--- start ---

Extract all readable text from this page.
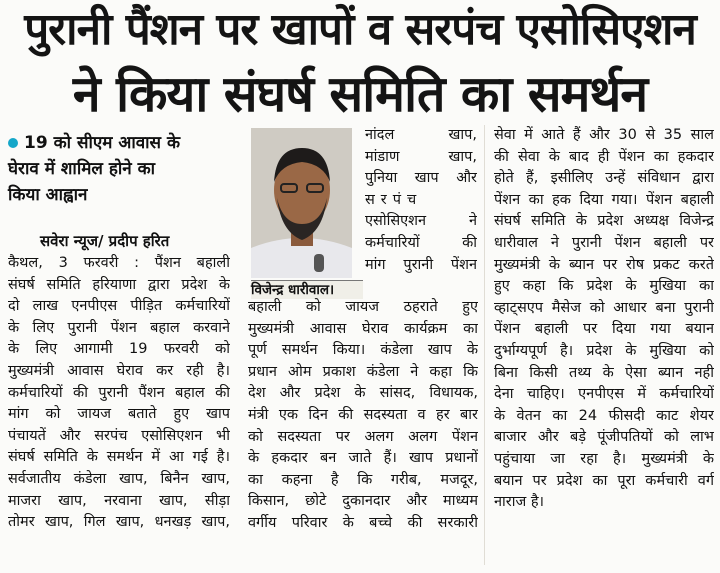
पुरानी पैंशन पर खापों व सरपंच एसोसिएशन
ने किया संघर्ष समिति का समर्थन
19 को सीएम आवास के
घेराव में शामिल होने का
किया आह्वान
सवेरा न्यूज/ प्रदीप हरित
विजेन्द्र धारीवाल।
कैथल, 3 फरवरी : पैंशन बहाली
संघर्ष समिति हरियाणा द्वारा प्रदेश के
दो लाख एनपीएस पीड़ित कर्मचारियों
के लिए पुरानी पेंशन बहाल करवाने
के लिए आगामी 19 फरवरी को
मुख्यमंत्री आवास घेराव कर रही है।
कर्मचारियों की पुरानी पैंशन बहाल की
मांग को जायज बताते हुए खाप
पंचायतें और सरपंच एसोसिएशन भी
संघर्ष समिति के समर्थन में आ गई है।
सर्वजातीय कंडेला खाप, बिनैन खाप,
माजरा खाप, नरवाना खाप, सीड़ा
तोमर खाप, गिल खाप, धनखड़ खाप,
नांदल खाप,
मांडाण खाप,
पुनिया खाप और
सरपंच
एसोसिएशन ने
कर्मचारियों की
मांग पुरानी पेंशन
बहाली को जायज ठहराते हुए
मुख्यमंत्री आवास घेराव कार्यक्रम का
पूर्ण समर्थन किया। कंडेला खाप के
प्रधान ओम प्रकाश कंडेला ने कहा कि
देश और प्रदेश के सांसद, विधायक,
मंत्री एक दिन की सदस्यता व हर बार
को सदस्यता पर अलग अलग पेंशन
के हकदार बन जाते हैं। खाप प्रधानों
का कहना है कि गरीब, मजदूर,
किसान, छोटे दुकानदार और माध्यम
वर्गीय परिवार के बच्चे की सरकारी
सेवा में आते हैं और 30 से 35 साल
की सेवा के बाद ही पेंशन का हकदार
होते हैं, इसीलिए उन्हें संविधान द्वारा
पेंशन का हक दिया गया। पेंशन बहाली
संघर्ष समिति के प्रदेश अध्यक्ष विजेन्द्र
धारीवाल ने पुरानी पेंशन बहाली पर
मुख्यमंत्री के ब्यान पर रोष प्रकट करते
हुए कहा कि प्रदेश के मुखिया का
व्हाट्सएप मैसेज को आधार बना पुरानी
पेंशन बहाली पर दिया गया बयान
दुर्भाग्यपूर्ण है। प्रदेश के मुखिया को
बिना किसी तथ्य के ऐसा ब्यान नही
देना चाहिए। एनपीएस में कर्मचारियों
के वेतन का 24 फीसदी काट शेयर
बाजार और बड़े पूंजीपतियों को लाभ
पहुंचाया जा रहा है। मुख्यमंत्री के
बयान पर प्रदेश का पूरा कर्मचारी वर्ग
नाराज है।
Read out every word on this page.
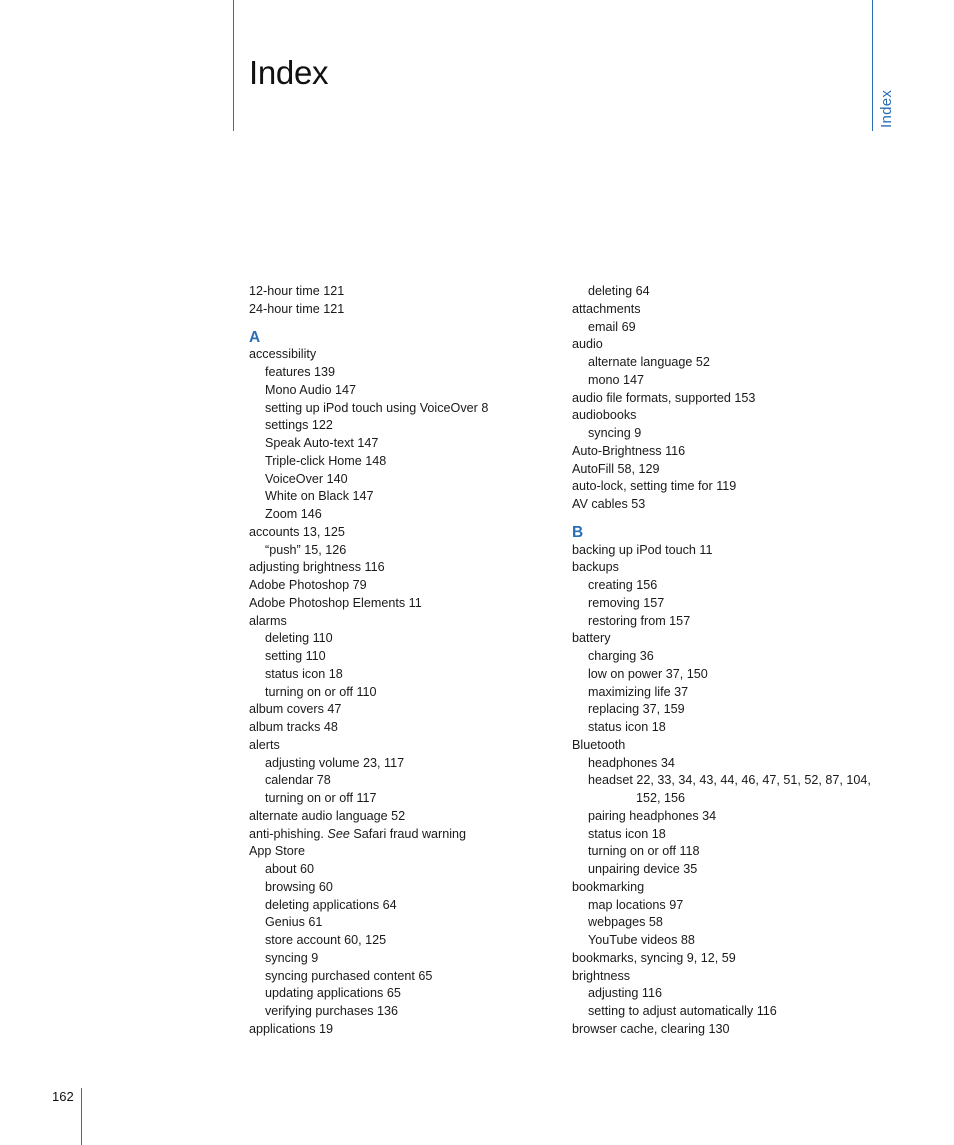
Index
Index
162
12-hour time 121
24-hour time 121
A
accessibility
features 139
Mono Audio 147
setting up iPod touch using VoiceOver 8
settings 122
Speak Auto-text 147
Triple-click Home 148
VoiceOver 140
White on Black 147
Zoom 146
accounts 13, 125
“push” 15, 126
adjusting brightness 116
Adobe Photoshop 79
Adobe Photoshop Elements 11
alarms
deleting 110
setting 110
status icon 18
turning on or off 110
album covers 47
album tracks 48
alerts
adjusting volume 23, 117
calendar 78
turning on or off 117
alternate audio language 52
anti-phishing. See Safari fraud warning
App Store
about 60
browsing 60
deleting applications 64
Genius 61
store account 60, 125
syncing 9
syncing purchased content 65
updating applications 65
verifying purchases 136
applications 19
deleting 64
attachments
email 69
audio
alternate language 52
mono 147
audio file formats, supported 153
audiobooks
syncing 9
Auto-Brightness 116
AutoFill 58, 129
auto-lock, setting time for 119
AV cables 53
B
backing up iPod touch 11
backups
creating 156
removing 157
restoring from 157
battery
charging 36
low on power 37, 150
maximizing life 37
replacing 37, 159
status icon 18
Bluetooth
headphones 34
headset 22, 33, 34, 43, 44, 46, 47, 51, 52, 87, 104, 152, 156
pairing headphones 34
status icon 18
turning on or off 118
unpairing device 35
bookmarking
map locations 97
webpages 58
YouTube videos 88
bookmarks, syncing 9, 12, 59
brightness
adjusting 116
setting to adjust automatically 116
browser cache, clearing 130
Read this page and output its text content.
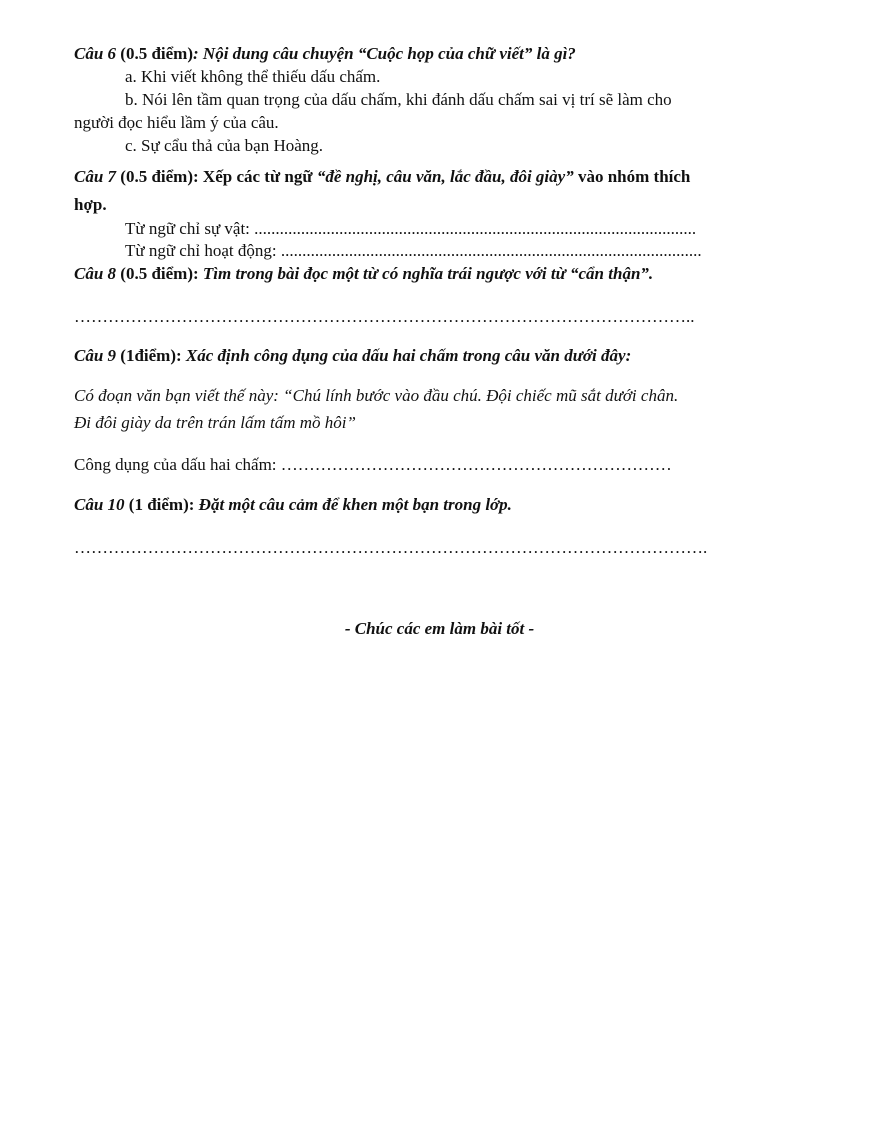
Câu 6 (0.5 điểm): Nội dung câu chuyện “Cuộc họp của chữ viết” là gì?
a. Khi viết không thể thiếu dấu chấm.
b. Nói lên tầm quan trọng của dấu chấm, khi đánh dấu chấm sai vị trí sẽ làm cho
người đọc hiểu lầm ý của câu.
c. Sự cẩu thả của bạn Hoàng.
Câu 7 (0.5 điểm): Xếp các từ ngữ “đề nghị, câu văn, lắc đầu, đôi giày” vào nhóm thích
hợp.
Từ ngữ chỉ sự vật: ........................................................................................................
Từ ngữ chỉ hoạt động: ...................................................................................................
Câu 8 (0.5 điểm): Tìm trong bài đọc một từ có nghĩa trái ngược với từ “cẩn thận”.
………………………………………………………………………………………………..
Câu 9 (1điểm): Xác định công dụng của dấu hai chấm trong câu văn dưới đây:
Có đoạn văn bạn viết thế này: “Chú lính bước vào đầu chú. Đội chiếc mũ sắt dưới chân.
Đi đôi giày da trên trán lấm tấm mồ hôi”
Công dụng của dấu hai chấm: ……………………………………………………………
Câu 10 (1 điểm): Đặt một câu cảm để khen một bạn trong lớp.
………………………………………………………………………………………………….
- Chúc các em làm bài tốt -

--- end ---

DESCRIPTION OF THE TASK: Identify and copy all lines with the word "turning".

RESULT OF THE EXERCISE:
turning on or off 110
turning on or off 117
turning on or off 118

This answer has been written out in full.